TASK TO COMPLETE: Copy all of the material word for word, except for the pictures.

++++ RECORDS PROVIDED ++++

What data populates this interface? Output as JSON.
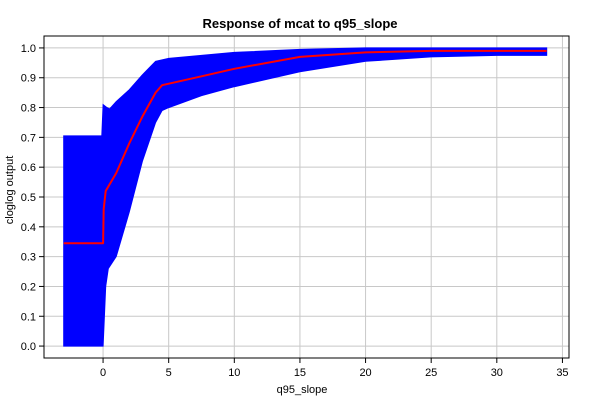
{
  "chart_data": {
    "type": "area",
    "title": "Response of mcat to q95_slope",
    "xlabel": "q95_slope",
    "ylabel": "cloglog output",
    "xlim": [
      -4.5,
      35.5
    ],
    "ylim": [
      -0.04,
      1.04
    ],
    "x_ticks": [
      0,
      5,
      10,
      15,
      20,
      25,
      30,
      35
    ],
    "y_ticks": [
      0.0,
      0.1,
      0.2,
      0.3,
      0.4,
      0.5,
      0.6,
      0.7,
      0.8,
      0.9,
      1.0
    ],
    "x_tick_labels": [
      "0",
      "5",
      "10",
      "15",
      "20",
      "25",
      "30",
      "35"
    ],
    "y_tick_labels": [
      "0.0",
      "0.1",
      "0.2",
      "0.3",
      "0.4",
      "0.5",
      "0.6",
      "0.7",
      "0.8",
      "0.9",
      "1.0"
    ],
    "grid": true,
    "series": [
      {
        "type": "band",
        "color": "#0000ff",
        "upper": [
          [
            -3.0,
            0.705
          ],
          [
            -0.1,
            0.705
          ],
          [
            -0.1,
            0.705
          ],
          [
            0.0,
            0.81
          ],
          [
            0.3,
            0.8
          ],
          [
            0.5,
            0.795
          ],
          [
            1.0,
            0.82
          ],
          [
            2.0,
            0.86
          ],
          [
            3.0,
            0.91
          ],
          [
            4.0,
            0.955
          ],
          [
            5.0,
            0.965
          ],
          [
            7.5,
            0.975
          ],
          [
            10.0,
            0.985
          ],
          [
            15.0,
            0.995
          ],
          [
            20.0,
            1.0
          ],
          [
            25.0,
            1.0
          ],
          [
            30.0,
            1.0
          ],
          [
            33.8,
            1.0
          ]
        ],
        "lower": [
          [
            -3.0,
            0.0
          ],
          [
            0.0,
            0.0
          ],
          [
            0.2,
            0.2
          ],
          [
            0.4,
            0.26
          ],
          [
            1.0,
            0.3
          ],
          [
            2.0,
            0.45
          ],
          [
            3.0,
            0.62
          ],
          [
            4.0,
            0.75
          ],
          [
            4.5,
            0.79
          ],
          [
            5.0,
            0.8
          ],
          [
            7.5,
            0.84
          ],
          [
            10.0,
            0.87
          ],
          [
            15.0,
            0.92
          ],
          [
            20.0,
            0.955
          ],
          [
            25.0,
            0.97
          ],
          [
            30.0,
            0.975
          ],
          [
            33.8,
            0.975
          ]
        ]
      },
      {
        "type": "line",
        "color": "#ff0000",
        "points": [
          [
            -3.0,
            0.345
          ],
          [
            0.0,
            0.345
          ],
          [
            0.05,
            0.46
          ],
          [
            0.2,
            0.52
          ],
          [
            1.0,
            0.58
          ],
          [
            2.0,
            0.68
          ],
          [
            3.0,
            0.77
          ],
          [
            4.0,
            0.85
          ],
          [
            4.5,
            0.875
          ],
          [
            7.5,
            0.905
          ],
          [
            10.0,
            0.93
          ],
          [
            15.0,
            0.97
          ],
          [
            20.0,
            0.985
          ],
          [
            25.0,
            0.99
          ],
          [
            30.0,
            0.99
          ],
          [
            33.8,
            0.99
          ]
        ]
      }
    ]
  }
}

++++

TASK OUTPUT:
What data populates this interface? Output as JSON.
{
  "chart_data": {
    "type": "area",
    "title": "Response of mcat to q95_slope",
    "xlabel": "q95_slope",
    "ylabel": "cloglog output",
    "xlim": [
      -4.5,
      35.5
    ],
    "ylim": [
      -0.04,
      1.04
    ],
    "x_ticks": [
      0,
      5,
      10,
      15,
      20,
      25,
      30,
      35
    ],
    "y_ticks": [
      0.0,
      0.1,
      0.2,
      0.3,
      0.4,
      0.5,
      0.6,
      0.7,
      0.8,
      0.9,
      1.0
    ],
    "x_tick_labels": [
      "0",
      "5",
      "10",
      "15",
      "20",
      "25",
      "30",
      "35"
    ],
    "y_tick_labels": [
      "0.0",
      "0.1",
      "0.2",
      "0.3",
      "0.4",
      "0.5",
      "0.6",
      "0.7",
      "0.8",
      "0.9",
      "1.0"
    ],
    "grid": true,
    "series": [
      {
        "type": "band",
        "color": "#0000ff",
        "upper": [
          [
            -3.0,
            0.705
          ],
          [
            -0.1,
            0.705
          ],
          [
            -0.1,
            0.705
          ],
          [
            0.0,
            0.81
          ],
          [
            0.3,
            0.8
          ],
          [
            0.5,
            0.795
          ],
          [
            1.0,
            0.82
          ],
          [
            2.0,
            0.86
          ],
          [
            3.0,
            0.91
          ],
          [
            4.0,
            0.955
          ],
          [
            5.0,
            0.965
          ],
          [
            7.5,
            0.975
          ],
          [
            10.0,
            0.985
          ],
          [
            15.0,
            0.995
          ],
          [
            20.0,
            1.0
          ],
          [
            25.0,
            1.0
          ],
          [
            30.0,
            1.0
          ],
          [
            33.8,
            1.0
          ]
        ],
        "lower": [
          [
            -3.0,
            0.0
          ],
          [
            0.0,
            0.0
          ],
          [
            0.2,
            0.2
          ],
          [
            0.4,
            0.26
          ],
          [
            1.0,
            0.3
          ],
          [
            2.0,
            0.45
          ],
          [
            3.0,
            0.62
          ],
          [
            4.0,
            0.75
          ],
          [
            4.5,
            0.79
          ],
          [
            5.0,
            0.8
          ],
          [
            7.5,
            0.84
          ],
          [
            10.0,
            0.87
          ],
          [
            15.0,
            0.92
          ],
          [
            20.0,
            0.955
          ],
          [
            25.0,
            0.97
          ],
          [
            30.0,
            0.975
          ],
          [
            33.8,
            0.975
          ]
        ]
      },
      {
        "type": "line",
        "color": "#ff0000",
        "points": [
          [
            -3.0,
            0.345
          ],
          [
            0.0,
            0.345
          ],
          [
            0.05,
            0.46
          ],
          [
            0.2,
            0.52
          ],
          [
            1.0,
            0.58
          ],
          [
            2.0,
            0.68
          ],
          [
            3.0,
            0.77
          ],
          [
            4.0,
            0.85
          ],
          [
            4.5,
            0.875
          ],
          [
            7.5,
            0.905
          ],
          [
            10.0,
            0.93
          ],
          [
            15.0,
            0.97
          ],
          [
            20.0,
            0.985
          ],
          [
            25.0,
            0.99
          ],
          [
            30.0,
            0.99
          ],
          [
            33.8,
            0.99
          ]
        ]
      }
    ]
  }
}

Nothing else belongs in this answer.